Find the lines holding the word "across" and collect them.

* _INFORMATION SUPPLIED_
::::::::

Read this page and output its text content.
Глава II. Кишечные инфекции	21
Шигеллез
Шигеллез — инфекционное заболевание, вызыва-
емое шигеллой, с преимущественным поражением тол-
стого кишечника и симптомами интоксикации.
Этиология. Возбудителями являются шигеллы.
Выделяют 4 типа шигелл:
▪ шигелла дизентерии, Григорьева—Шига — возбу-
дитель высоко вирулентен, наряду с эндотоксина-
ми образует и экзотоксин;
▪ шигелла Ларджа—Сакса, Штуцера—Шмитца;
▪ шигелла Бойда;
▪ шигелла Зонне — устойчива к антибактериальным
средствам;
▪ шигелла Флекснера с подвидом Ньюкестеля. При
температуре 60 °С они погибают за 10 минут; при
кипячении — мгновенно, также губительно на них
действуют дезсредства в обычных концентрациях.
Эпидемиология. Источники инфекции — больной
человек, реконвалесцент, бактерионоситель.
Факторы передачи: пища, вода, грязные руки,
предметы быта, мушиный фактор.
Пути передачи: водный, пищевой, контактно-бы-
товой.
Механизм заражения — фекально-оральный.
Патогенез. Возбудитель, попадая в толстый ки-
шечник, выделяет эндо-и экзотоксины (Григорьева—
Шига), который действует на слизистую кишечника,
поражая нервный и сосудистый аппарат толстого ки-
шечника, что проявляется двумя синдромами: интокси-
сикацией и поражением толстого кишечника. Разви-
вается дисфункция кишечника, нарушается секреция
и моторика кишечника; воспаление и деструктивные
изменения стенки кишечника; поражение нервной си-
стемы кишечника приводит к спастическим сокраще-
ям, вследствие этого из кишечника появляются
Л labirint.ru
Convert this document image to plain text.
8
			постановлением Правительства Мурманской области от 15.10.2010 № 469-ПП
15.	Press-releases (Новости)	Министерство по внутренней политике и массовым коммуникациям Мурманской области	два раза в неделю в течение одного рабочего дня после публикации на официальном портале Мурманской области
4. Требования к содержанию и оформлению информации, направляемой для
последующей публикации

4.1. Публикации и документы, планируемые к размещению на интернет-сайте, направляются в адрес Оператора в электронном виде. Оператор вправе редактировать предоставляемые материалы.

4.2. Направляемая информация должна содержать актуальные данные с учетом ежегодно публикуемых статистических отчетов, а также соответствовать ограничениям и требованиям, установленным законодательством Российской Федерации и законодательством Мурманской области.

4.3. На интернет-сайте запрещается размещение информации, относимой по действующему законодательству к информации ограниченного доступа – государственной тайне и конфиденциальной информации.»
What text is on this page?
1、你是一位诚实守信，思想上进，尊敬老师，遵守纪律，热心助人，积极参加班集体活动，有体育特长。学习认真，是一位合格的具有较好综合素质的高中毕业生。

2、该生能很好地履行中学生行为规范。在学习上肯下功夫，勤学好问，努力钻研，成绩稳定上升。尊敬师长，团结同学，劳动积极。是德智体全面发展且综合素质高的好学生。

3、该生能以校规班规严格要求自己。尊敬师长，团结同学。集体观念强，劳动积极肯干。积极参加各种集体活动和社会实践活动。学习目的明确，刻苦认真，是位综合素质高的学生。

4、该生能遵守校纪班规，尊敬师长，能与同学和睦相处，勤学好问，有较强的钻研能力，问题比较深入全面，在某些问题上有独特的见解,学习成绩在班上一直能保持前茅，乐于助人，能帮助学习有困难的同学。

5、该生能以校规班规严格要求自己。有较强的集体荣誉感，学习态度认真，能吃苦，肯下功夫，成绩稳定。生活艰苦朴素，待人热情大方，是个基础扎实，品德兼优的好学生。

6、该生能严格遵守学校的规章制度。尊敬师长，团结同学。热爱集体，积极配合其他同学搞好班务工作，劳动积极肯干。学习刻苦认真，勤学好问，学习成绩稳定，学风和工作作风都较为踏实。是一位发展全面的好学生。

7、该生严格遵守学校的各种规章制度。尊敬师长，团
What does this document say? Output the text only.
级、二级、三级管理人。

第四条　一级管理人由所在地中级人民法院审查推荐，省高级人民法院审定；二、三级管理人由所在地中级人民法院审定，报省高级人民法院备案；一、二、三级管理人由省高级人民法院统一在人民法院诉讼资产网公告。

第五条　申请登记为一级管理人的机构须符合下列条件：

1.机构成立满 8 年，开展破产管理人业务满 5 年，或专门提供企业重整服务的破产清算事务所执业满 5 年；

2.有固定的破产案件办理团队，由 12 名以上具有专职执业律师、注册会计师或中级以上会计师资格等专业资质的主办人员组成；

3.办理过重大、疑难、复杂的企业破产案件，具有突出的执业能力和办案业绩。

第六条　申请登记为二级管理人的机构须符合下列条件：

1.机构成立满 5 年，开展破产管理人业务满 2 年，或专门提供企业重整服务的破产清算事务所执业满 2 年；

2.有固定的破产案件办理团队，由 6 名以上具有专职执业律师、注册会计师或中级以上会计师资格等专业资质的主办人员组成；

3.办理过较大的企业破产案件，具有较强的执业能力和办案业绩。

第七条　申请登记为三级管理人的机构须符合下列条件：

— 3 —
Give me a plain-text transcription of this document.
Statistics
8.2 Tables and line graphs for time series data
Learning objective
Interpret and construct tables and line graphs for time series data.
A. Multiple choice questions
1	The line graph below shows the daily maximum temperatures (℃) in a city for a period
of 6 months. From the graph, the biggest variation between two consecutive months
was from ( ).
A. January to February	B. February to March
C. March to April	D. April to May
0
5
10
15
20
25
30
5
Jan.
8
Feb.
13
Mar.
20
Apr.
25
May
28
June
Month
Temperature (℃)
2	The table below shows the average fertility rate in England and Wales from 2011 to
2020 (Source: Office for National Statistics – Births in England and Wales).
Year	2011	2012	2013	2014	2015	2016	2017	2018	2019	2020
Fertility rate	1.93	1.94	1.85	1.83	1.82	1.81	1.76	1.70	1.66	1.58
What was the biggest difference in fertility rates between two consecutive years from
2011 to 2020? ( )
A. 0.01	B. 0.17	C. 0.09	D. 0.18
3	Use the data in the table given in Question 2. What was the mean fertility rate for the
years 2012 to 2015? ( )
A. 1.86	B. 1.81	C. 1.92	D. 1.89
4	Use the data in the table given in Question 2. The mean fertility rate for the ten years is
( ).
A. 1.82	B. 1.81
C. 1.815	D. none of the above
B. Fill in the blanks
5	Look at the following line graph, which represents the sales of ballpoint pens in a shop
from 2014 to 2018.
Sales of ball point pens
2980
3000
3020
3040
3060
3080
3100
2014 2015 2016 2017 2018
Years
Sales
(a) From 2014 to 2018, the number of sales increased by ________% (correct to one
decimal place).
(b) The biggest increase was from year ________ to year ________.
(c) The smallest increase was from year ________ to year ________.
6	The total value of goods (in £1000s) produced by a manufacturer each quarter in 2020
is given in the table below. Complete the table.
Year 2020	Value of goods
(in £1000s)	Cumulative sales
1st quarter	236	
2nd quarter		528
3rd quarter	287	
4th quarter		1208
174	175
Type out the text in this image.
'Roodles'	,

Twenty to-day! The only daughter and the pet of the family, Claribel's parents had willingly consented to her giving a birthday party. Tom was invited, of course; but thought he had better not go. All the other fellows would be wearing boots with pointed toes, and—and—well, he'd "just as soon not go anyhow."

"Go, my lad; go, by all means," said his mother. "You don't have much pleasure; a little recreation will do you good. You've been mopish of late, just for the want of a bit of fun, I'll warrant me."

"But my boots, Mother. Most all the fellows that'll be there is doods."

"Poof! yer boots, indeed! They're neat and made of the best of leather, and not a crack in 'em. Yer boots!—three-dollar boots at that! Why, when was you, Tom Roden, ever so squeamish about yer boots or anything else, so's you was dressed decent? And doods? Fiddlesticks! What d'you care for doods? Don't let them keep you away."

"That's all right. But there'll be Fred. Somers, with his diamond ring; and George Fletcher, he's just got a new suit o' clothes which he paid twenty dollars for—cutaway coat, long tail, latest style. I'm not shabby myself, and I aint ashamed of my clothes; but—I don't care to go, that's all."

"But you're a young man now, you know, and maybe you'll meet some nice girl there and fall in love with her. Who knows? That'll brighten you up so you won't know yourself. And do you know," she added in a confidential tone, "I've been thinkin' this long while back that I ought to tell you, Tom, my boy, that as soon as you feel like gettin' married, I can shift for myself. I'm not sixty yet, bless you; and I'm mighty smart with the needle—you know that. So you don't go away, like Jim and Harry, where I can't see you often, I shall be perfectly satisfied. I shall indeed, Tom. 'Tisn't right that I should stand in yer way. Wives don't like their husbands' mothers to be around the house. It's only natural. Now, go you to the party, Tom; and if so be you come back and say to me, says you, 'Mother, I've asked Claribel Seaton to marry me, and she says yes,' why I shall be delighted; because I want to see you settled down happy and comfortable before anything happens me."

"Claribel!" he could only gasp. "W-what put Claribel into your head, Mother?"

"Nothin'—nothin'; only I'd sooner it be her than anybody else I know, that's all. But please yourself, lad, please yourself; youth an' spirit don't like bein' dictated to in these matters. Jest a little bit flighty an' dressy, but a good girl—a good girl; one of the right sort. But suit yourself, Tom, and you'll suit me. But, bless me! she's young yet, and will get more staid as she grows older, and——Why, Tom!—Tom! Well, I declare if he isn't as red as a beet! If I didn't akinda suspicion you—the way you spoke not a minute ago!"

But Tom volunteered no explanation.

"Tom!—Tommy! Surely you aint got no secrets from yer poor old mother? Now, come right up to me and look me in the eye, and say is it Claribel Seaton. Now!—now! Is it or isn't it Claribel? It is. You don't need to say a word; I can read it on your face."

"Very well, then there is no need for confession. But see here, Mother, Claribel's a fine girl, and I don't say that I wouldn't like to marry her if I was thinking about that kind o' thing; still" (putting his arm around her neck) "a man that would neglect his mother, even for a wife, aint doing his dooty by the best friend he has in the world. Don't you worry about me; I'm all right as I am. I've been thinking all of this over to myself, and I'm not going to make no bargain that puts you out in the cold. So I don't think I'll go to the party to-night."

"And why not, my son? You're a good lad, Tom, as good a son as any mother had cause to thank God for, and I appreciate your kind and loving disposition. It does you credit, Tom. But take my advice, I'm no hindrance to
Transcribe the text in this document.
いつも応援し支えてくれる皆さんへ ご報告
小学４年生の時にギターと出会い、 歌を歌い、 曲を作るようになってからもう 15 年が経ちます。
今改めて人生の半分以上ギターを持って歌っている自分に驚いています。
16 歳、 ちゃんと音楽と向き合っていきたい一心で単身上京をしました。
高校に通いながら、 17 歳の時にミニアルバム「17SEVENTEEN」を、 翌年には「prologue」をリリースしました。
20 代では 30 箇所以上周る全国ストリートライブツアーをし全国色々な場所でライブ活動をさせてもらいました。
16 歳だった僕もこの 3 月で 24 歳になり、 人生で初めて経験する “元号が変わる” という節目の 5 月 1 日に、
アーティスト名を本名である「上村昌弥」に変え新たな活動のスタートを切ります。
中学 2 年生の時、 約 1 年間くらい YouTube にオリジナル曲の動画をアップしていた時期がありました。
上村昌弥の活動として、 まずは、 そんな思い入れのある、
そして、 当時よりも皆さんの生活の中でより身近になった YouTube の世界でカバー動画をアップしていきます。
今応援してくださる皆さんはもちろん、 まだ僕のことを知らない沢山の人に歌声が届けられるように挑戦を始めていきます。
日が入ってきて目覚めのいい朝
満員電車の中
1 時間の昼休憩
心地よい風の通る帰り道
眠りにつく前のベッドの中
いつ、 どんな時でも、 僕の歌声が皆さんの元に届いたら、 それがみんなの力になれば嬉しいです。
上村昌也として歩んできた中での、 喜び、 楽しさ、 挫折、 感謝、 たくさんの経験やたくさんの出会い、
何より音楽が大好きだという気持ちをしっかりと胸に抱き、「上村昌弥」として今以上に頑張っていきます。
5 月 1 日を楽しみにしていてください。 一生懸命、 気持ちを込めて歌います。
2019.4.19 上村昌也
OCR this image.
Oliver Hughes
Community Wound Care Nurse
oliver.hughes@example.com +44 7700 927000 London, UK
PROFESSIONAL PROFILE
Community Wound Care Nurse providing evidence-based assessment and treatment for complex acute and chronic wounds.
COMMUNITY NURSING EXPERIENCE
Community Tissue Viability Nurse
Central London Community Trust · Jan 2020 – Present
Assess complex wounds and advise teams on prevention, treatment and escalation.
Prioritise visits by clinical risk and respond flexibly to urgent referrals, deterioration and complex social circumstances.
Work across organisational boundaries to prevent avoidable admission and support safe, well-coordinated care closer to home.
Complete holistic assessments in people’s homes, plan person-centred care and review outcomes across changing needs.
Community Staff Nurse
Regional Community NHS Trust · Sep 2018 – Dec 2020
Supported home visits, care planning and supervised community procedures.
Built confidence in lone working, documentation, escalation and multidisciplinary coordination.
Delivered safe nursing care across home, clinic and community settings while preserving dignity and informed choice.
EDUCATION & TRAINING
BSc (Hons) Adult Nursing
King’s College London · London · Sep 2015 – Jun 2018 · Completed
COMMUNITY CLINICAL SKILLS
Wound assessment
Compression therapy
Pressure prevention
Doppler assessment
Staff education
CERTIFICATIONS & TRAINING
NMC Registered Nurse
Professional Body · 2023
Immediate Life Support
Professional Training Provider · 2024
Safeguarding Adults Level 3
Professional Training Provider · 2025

::::::::

* _WORKED SOLUTION_
Work across organisational boundaries to prevent avoidable admission and support safe, well-coordinated care closer to home.
Complete holistic assessments in people’s homes, plan person-centred care and review outcomes across changing needs.
Delivered safe nursing care across home, clinic and community settings while preserving dignity and informed choice.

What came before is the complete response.